Stored data entries
<<<<

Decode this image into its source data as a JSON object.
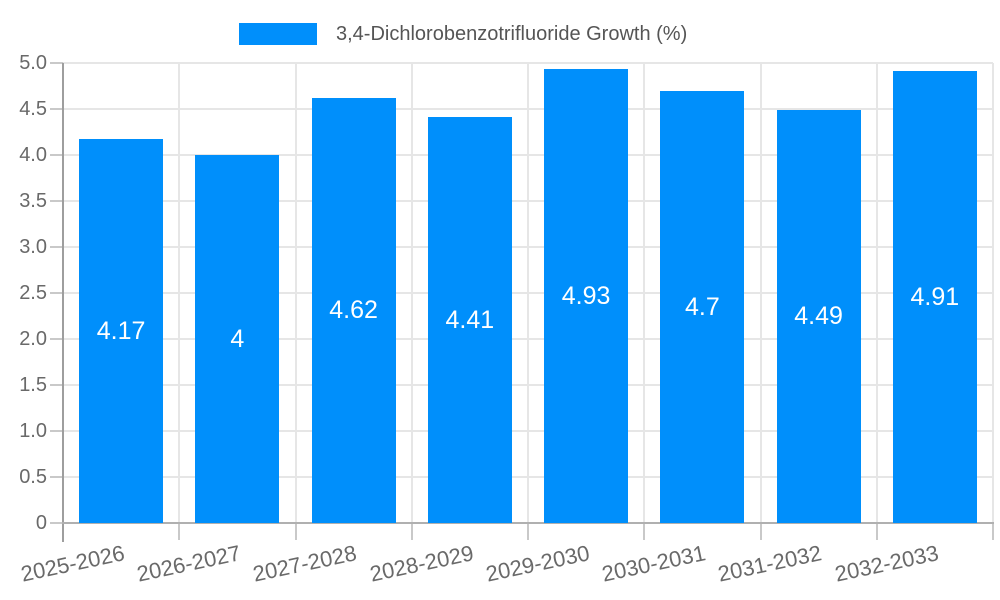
{
  "legend": {
    "label": "3,4-Dichlorobenzotrifluoride Growth (%)",
    "position": "top"
  },
  "colors": {
    "bar": "#008FFB",
    "grid": "#e6e6e6",
    "tick": "#c9c9c9",
    "yaxis_line": "#9e9e9e",
    "baseline": "#b0b0b0",
    "axis_label": "#696969",
    "legend_text": "#555555",
    "value_label": "#ffffff",
    "background": "#ffffff"
  },
  "chart_data": {
    "type": "bar",
    "title": "",
    "categories": [
      "2025-2026",
      "2026-2027",
      "2027-2028",
      "2028-2029",
      "2029-2030",
      "2030-2031",
      "2031-2032",
      "2032-2033"
    ],
    "series": [
      {
        "name": "3,4-Dichlorobenzotrifluoride Growth (%)",
        "values": [
          4.17,
          4,
          4.62,
          4.41,
          4.93,
          4.7,
          4.49,
          4.91
        ]
      }
    ],
    "value_labels": [
      "4.17",
      "4",
      "4.62",
      "4.41",
      "4.93",
      "4.7",
      "4.49",
      "4.91"
    ],
    "xlabel": "",
    "ylabel": "",
    "ylim": [
      0,
      5
    ],
    "ytick_step": 0.5,
    "ytick_labels": [
      "0",
      "0.5",
      "1.0",
      "1.5",
      "2.0",
      "2.5",
      "3.0",
      "3.5",
      "4.0",
      "4.5",
      "5.0"
    ],
    "grid": true,
    "legend_position": "top"
  }
}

>>>>

**The problem**. Images must not appear in the copy; reproduce everything else in the records verbatim.

**Response to the exercise**.
Decode this image into its source data as a JSON object.
{
  "legend": {
    "label": "3,4-Dichlorobenzotrifluoride Growth (%)",
    "position": "top"
  },
  "colors": {
    "bar": "#008FFB",
    "grid": "#e6e6e6",
    "tick": "#c9c9c9",
    "yaxis_line": "#9e9e9e",
    "baseline": "#b0b0b0",
    "axis_label": "#696969",
    "legend_text": "#555555",
    "value_label": "#ffffff",
    "background": "#ffffff"
  },
  "chart_data": {
    "type": "bar",
    "title": "",
    "categories": [
      "2025-2026",
      "2026-2027",
      "2027-2028",
      "2028-2029",
      "2029-2030",
      "2030-2031",
      "2031-2032",
      "2032-2033"
    ],
    "series": [
      {
        "name": "3,4-Dichlorobenzotrifluoride Growth (%)",
        "values": [
          4.17,
          4,
          4.62,
          4.41,
          4.93,
          4.7,
          4.49,
          4.91
        ]
      }
    ],
    "value_labels": [
      "4.17",
      "4",
      "4.62",
      "4.41",
      "4.93",
      "4.7",
      "4.49",
      "4.91"
    ],
    "xlabel": "",
    "ylabel": "",
    "ylim": [
      0,
      5
    ],
    "ytick_step": 0.5,
    "ytick_labels": [
      "0",
      "0.5",
      "1.0",
      "1.5",
      "2.0",
      "2.5",
      "3.0",
      "3.5",
      "4.0",
      "4.5",
      "5.0"
    ],
    "grid": true,
    "legend_position": "top"
  }
}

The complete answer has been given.